#### [Task description]
All lines holding the string "name" are to be shown.

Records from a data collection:

════

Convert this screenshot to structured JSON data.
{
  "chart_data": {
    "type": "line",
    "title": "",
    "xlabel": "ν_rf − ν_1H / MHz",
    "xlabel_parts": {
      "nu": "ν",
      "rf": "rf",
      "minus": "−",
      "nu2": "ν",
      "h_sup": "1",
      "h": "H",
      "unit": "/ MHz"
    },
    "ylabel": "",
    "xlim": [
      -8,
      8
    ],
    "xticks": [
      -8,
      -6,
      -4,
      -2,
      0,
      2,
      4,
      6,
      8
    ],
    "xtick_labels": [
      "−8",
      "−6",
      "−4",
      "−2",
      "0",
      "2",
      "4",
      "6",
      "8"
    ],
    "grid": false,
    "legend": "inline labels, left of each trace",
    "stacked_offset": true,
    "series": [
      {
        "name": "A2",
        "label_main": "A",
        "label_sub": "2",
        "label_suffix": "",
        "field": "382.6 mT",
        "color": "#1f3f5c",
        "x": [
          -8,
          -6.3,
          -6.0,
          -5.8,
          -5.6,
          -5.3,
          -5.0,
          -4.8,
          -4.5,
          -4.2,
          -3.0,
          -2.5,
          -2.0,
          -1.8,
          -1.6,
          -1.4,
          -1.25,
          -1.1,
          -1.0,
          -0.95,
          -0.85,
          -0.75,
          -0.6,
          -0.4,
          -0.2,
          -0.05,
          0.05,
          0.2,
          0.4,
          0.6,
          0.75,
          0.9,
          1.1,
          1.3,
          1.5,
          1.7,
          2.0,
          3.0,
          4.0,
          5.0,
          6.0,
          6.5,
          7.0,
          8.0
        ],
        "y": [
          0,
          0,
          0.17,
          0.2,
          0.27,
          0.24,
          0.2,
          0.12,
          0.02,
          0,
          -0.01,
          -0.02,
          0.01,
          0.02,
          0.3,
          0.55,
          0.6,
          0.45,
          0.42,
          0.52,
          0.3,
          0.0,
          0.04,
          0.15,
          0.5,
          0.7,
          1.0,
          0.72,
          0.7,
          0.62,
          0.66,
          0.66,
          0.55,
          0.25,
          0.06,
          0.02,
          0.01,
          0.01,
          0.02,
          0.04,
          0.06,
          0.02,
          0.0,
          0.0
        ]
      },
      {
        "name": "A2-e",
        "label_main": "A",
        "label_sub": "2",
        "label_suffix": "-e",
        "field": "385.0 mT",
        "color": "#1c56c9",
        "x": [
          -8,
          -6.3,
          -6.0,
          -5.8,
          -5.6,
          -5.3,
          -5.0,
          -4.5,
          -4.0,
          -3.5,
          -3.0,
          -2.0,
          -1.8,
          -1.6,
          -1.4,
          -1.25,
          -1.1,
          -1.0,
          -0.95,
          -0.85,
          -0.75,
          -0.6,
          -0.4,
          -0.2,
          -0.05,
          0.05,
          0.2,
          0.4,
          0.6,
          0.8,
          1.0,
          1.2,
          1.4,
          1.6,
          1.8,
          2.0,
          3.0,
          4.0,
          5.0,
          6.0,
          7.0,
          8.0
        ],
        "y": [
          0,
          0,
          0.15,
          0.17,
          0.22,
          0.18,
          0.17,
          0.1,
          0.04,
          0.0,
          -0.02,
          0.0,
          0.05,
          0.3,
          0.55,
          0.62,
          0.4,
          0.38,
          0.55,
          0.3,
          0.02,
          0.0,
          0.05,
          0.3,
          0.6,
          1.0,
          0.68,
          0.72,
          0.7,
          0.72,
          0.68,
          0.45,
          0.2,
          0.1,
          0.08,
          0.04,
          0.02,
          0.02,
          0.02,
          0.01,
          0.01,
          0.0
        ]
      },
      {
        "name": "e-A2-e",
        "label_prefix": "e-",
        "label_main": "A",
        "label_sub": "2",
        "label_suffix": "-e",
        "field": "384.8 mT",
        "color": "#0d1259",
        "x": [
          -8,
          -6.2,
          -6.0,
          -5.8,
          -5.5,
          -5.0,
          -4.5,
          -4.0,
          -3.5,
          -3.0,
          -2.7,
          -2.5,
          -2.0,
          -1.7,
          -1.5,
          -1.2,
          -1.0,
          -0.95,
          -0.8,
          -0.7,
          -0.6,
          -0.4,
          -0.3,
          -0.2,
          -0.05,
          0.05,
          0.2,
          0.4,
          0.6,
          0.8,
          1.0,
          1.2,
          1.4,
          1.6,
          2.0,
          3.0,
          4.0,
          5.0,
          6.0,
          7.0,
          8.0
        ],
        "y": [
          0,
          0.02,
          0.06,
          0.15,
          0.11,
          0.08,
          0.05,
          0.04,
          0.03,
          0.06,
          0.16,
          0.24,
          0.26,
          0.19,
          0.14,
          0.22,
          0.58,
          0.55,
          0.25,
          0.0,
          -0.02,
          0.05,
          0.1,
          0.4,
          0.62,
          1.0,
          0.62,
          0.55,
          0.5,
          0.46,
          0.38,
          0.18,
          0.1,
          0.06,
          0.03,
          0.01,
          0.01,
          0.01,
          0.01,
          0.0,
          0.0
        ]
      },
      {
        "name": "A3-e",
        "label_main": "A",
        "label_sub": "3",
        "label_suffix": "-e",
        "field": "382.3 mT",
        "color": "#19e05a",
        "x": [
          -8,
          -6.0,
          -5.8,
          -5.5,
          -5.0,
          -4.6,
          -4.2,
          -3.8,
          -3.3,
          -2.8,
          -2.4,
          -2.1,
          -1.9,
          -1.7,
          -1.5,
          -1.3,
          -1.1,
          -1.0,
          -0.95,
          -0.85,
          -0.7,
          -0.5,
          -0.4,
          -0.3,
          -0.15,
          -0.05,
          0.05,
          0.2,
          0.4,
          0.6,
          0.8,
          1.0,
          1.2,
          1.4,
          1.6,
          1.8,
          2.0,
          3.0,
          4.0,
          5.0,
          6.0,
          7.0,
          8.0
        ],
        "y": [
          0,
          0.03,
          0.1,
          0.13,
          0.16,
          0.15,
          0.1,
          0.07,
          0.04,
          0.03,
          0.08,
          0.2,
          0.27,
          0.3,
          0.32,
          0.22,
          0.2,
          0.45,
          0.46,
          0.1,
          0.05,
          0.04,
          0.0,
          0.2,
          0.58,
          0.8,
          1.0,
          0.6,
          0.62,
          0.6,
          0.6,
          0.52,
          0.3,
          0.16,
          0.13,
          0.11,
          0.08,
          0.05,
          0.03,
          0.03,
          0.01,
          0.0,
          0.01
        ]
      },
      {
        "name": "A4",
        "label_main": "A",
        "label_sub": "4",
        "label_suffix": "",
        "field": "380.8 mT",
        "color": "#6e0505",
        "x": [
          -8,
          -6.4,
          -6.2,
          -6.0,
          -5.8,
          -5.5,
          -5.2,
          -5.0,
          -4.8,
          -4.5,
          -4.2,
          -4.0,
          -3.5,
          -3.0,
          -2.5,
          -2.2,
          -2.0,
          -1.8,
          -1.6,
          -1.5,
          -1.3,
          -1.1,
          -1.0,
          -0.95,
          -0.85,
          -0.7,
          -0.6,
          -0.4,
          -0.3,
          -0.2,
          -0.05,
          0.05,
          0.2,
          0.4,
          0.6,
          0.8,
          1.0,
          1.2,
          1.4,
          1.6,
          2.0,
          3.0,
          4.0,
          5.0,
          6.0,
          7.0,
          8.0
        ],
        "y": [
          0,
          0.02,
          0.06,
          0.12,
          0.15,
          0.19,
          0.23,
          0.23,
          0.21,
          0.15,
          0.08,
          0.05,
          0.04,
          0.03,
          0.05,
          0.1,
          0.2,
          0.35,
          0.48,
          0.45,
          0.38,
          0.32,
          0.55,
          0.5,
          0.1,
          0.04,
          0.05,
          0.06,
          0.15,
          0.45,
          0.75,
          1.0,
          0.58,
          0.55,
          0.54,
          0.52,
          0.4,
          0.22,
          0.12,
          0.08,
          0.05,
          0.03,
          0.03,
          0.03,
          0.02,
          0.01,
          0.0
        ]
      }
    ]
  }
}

════

#### [Task output]
        "name": "A2",
        "name": "A2-e",
        "name": "e-A2-e",
        "name": "A3-e",
        "name": "A4",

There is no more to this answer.